**DOCUMENT SECTION**

Different opening techniques, all less effective, have been tried over the years, until the so-called ‘Oslo method’ was applied in the 1980s on two Herculaneum scrolls now in Paris with problematic results, since the method required the rolls to be picked apart into small pieces.
It all started to change around two decades ago.
Adjusting the Light
In 1999, scientists from Brigham Young University in the US examined the papyrus using infra-red light. Deep in the infra-red range, at a wavelength of 700-900 nanometres, it was possible to achieve a good contrast between the paper and the ink using optical interference. Letters began to jump out of the ancient papyrus. Instead of black ink on black paper, it was now possible to see black lines on a pale grey background.
Scholars’ ability to reassemble the texts improved massively. All further attempts to unroll the papyri or to separate their layers mechanically had been abandoned until now to preserve their physical integrity and the possibility of reading them as continuous texts one day, because an excessive percentage of these ancient texts was irretrievably lost by the application of such methods.
Multi-Spectral Imaging (MSI), initially developed to explore the surface of the Earth and other planets from space, was adapted to read and record faded or burnt manuscripts. The method has potential for investigating the degraded ornamental surfaces of other artefacts. Chabries et al. (2003) showed how MSI achieved new readings from carbonised and damaged fragments of papyrus scrolls from Herculaneum, Petra and the Judean Desert.

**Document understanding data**
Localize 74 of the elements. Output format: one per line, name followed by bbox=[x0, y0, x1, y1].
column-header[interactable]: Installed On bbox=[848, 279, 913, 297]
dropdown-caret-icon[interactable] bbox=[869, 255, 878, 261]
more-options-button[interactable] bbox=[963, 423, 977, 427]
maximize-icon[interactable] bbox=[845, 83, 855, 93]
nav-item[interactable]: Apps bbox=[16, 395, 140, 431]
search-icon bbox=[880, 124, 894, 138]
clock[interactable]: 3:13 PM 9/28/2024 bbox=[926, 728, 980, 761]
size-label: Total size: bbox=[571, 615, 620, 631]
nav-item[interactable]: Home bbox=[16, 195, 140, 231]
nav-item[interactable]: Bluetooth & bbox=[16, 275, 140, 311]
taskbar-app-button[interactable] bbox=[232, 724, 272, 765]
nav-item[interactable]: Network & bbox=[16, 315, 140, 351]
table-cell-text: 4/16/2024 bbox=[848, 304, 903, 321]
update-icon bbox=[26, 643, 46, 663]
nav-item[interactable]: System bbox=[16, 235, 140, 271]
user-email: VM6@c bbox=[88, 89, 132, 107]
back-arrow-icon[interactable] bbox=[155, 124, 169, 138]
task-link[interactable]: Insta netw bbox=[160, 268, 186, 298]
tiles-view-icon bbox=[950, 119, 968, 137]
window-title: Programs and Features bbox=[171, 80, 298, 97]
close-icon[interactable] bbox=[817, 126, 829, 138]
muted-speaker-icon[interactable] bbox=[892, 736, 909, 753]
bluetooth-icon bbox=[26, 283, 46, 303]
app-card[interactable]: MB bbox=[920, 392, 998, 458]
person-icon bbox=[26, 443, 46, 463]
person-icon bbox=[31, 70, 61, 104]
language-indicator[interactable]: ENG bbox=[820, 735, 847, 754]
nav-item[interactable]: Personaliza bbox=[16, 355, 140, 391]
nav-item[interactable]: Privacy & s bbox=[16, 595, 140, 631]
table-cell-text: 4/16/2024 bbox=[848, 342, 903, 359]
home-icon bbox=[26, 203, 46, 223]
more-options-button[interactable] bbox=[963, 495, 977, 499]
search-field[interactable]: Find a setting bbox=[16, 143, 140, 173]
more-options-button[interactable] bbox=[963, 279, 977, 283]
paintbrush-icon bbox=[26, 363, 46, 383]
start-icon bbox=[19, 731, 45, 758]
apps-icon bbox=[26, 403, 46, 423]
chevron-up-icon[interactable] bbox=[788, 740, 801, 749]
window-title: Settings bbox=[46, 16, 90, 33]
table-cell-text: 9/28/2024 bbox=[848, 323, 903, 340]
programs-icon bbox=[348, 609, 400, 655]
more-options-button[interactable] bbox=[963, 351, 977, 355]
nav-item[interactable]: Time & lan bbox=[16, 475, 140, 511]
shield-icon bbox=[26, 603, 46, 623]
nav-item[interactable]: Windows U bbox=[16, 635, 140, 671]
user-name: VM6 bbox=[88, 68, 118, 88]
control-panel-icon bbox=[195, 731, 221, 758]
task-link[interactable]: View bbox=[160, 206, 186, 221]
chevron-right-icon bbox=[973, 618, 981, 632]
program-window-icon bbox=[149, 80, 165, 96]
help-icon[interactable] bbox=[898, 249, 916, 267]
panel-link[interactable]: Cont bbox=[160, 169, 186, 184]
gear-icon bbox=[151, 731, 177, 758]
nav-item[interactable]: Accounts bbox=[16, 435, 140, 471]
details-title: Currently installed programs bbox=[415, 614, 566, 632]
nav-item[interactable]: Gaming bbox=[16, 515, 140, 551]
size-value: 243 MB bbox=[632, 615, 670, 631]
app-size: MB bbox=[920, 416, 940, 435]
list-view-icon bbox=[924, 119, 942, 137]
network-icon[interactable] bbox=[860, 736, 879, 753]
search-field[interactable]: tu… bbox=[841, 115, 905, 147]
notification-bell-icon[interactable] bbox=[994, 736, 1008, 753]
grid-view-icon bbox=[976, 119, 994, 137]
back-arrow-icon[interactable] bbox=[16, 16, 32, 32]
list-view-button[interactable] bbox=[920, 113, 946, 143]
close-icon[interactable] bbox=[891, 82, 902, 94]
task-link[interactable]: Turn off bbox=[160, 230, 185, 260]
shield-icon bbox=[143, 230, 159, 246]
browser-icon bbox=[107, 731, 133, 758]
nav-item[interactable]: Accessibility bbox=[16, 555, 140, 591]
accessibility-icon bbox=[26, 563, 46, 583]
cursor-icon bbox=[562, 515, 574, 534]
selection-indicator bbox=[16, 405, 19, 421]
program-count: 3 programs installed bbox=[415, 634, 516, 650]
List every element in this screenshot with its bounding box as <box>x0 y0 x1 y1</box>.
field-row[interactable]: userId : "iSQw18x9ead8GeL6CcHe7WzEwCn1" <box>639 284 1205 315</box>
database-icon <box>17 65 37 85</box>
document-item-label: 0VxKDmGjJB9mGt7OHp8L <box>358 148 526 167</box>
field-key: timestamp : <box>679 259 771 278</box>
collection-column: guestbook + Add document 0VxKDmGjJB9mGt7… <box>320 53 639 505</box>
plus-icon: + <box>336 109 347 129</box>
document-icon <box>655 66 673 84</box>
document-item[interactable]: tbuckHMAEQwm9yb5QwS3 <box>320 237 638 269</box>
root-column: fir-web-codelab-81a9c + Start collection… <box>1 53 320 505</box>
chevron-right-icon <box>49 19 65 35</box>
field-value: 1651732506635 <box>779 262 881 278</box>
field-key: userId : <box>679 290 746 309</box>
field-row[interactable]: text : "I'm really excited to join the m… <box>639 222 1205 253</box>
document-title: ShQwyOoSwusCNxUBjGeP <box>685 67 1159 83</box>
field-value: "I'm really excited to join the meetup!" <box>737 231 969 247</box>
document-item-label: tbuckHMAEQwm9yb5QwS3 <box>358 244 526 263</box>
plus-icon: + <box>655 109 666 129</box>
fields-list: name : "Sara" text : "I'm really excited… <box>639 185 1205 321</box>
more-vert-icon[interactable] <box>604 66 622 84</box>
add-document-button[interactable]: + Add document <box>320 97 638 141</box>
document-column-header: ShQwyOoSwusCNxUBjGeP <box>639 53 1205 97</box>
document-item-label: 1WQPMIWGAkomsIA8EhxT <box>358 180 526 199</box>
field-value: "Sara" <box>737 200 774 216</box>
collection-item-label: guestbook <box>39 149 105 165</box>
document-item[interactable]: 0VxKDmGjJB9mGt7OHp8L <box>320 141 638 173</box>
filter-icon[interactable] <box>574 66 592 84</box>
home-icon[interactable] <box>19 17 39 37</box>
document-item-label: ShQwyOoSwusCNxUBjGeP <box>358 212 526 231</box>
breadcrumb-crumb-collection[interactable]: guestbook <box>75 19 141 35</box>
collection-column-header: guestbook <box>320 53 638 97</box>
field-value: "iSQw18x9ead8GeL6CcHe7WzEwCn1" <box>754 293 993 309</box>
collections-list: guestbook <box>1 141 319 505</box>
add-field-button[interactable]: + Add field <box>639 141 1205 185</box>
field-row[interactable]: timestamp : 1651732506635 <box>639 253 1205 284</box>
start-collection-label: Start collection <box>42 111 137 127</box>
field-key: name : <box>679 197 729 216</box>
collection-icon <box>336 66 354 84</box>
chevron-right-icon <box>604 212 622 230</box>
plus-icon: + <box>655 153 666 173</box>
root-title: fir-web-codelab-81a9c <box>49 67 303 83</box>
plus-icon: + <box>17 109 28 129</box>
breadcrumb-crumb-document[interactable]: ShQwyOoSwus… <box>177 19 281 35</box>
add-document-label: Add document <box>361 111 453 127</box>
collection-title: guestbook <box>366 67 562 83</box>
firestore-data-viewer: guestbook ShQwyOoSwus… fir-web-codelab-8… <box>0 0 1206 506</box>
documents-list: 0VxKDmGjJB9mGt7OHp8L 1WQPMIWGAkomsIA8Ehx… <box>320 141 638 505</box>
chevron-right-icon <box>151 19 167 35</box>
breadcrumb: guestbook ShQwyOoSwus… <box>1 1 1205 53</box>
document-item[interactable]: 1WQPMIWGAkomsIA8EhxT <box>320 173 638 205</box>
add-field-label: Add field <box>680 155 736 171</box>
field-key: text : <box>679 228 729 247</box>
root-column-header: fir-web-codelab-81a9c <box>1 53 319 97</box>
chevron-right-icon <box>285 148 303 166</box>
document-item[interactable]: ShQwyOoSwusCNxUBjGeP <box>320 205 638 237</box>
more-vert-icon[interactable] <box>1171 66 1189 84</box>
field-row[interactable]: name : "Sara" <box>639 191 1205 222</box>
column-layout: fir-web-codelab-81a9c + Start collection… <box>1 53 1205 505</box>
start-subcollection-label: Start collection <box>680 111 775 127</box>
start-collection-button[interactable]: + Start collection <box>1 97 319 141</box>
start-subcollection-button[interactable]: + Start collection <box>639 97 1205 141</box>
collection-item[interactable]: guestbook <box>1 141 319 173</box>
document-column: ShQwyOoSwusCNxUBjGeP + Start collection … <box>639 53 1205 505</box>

**SET OF TASKS**
**1)** Name every place that the passage on imaging ancient papyri gives as a source of the carbonised and damaged papyrus fragments studied with MSI.
**2)** Reproduce the stretch of the passage on imaging ancient papyri from "Scholars’ ability to" through "the Judean Desert.".

**SOLUTIONS PER TASK**
**1)** Herculaneum, Petra, the Judean Desert

**2)**
Scholars’ ability to reassemble the texts improved massively. All further attempts to unroll the papyri or to separate their layers mechanically had been abandoned until now to preserve their physical integrity and the possibility of reading them as continuous texts one day, because an excessive percentage of these ancient texts was irretrievably lost by the application of such methods.
Multi-Spectral Imaging (MSI), initially developed to explore the surface of the Earth and other planets from space, was adapted to read and record faded or burnt manuscripts. The method has potential for investigating the degraded ornamental surfaces of other artefacts. Chabries et al. (2003) showed how MSI achieved new readings from carbonised and damaged fragments of papyrus scrolls from Herculaneum, Petra and the Judean Desert.